Dataset records
● ● ●
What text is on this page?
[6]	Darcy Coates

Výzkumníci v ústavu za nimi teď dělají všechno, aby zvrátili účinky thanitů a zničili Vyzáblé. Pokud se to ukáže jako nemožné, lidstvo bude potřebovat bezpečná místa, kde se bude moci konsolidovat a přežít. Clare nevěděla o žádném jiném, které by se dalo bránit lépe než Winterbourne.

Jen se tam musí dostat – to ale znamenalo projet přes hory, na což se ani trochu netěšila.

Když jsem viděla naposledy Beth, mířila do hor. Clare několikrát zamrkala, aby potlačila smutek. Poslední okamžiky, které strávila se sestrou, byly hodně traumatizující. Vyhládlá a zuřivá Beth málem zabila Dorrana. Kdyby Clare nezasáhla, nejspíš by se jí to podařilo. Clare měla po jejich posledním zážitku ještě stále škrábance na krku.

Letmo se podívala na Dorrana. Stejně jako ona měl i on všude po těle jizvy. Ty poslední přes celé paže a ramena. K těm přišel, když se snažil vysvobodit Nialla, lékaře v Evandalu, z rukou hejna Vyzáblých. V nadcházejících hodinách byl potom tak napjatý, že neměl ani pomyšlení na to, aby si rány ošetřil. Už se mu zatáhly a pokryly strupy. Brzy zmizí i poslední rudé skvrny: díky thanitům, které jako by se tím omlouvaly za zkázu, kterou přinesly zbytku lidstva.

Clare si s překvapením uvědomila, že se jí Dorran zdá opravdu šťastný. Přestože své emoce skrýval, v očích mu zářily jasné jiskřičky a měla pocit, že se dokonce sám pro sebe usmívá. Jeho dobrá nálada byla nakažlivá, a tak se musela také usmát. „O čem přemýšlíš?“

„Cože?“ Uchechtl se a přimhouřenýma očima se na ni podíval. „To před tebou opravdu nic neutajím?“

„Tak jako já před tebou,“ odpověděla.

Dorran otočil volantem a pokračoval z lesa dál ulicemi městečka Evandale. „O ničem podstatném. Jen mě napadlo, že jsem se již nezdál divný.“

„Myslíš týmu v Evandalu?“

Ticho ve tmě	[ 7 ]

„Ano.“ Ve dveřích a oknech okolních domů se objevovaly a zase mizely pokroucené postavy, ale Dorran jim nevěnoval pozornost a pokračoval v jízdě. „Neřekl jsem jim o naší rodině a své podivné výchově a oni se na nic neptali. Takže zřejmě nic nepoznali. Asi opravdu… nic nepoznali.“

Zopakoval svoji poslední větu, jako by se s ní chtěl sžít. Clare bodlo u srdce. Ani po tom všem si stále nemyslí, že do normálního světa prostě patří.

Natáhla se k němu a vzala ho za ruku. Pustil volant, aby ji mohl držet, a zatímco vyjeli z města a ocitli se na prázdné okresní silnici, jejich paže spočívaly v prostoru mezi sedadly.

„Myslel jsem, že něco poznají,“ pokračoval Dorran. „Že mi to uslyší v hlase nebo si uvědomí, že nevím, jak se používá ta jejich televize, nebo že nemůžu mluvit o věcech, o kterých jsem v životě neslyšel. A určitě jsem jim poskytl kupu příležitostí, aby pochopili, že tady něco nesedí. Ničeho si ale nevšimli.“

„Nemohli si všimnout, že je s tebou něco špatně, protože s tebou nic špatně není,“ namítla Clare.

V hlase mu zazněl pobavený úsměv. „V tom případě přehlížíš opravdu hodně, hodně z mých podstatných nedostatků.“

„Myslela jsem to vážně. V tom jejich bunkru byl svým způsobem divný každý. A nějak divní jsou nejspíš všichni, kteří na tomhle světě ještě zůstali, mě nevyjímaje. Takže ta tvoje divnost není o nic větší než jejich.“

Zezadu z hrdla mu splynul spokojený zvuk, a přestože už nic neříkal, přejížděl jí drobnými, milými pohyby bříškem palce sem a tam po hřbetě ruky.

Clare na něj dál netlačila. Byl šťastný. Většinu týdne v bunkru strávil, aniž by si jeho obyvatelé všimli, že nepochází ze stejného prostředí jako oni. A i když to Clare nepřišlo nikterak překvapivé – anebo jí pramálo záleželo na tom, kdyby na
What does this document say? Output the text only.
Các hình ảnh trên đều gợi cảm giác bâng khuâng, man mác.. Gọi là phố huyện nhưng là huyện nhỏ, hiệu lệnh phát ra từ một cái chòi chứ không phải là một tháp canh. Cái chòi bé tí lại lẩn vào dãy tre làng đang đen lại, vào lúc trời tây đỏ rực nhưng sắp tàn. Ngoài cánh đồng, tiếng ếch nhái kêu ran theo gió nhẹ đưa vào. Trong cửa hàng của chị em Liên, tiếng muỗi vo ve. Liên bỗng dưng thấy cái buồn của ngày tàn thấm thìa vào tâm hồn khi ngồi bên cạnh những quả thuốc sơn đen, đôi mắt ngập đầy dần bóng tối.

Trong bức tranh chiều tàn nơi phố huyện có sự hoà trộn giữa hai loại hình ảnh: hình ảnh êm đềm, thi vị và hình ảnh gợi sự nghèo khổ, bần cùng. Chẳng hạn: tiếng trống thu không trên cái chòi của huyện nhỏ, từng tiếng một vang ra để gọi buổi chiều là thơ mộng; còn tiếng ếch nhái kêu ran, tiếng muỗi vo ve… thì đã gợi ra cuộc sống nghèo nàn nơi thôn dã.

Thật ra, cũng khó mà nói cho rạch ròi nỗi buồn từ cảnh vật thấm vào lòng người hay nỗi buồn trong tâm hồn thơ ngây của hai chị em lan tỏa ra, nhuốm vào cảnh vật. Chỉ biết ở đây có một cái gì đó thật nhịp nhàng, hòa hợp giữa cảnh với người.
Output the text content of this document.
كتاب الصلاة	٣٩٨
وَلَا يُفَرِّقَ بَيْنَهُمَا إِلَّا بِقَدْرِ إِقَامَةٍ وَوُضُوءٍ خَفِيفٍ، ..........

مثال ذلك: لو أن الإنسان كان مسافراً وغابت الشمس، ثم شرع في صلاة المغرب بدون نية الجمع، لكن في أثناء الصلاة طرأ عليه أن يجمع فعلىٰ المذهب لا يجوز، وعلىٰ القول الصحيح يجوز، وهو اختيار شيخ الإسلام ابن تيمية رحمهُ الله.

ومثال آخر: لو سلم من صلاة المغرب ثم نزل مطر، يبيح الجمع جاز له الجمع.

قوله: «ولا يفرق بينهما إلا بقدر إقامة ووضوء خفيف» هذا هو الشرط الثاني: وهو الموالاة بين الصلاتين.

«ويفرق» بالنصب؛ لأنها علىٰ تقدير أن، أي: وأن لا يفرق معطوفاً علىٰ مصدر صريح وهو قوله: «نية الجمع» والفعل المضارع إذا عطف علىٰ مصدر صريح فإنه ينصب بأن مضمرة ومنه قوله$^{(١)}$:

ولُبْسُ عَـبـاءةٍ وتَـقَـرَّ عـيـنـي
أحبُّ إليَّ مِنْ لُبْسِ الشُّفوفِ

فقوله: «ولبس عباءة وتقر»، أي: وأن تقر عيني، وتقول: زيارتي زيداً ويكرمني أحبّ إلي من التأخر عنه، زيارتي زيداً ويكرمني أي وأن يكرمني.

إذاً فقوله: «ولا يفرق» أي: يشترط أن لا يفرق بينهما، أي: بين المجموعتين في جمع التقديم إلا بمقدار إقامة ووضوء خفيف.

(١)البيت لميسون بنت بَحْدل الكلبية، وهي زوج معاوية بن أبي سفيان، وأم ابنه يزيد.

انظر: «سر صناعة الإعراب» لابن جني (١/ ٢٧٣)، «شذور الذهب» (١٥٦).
● ● ●
Brief: Quote exactly what appears from the line containing "What does this" through the final line of the listing above, including both of those lines.

Solution to this exercise:
What does this document say? Output the text only.
Các hình ảnh trên đều gợi cảm giác bâng khuâng, man mác.. Gọi là phố huyện nhưng là huyện nhỏ, hiệu lệnh phát ra từ một cái chòi chứ không phải là một tháp canh. Cái chòi bé tí lại lẩn vào dãy tre làng đang đen lại, vào lúc trời tây đỏ rực nhưng sắp tàn. Ngoài cánh đồng, tiếng ếch nhái kêu ran theo gió nhẹ đưa vào. Trong cửa hàng của chị em Liên, tiếng muỗi vo ve. Liên bỗng dưng thấy cái buồn của ngày tàn thấm thìa vào tâm hồn khi ngồi bên cạnh những quả thuốc sơn đen, đôi mắt ngập đầy dần bóng tối.

Trong bức tranh chiều tàn nơi phố huyện có sự hoà trộn giữa hai loại hình ảnh: hình ảnh êm đềm, thi vị và hình ảnh gợi sự nghèo khổ, bần cùng. Chẳng hạn: tiếng trống thu không trên cái chòi của huyện nhỏ, từng tiếng một vang ra để gọi buổi chiều là thơ mộng; còn tiếng ếch nhái kêu ran, tiếng muỗi vo ve… thì đã gợi ra cuộc sống nghèo nàn nơi thôn dã.

Thật ra, cũng khó mà nói cho rạch ròi nỗi buồn từ cảnh vật thấm vào lòng người hay nỗi buồn trong tâm hồn thơ ngây của hai chị em lan tỏa ra, nhuốm vào cảnh vật. Chỉ biết ở đây có một cái gì đó thật nhịp nhàng, hòa hợp giữa cảnh với người.
Output the text content of this document.
كتاب الصلاة	٣٩٨
وَلَا يُفَرِّقَ بَيْنَهُمَا إِلَّا بِقَدْرِ إِقَامَةٍ وَوُضُوءٍ خَفِيفٍ، ..........

مثال ذلك: لو أن الإنسان كان مسافراً وغابت الشمس، ثم شرع في صلاة المغرب بدون نية الجمع، لكن في أثناء الصلاة طرأ عليه أن يجمع فعلىٰ المذهب لا يجوز، وعلىٰ القول الصحيح يجوز، وهو اختيار شيخ الإسلام ابن تيمية رحمهُ الله.

ومثال آخر: لو سلم من صلاة المغرب ثم نزل مطر، يبيح الجمع جاز له الجمع.

قوله: «ولا يفرق بينهما إلا بقدر إقامة ووضوء خفيف» هذا هو الشرط الثاني: وهو الموالاة بين الصلاتين.

«ويفرق» بالنصب؛ لأنها علىٰ تقدير أن، أي: وأن لا يفرق معطوفاً علىٰ مصدر صريح وهو قوله: «نية الجمع» والفعل المضارع إذا عطف علىٰ مصدر صريح فإنه ينصب بأن مضمرة ومنه قوله$^{(١)}$:

ولُبْسُ عَـبـاءةٍ وتَـقَـرَّ عـيـنـي
أحبُّ إليَّ مِنْ لُبْسِ الشُّفوفِ

فقوله: «ولبس عباءة وتقر»، أي: وأن تقر عيني، وتقول: زيارتي زيداً ويكرمني أحبّ إلي من التأخر عنه، زيارتي زيداً ويكرمني أي وأن يكرمني.

إذاً فقوله: «ولا يفرق» أي: يشترط أن لا يفرق بينهما، أي: بين المجموعتين في جمع التقديم إلا بمقدار إقامة ووضوء خفيف.

(١)البيت لميسون بنت بَحْدل الكلبية، وهي زوج معاوية بن أبي سفيان، وأم ابنه يزيد.

انظر: «سر صناعة الإعراب» لابن جني (١/ ٢٧٣)، «شذور الذهب» (١٥٦).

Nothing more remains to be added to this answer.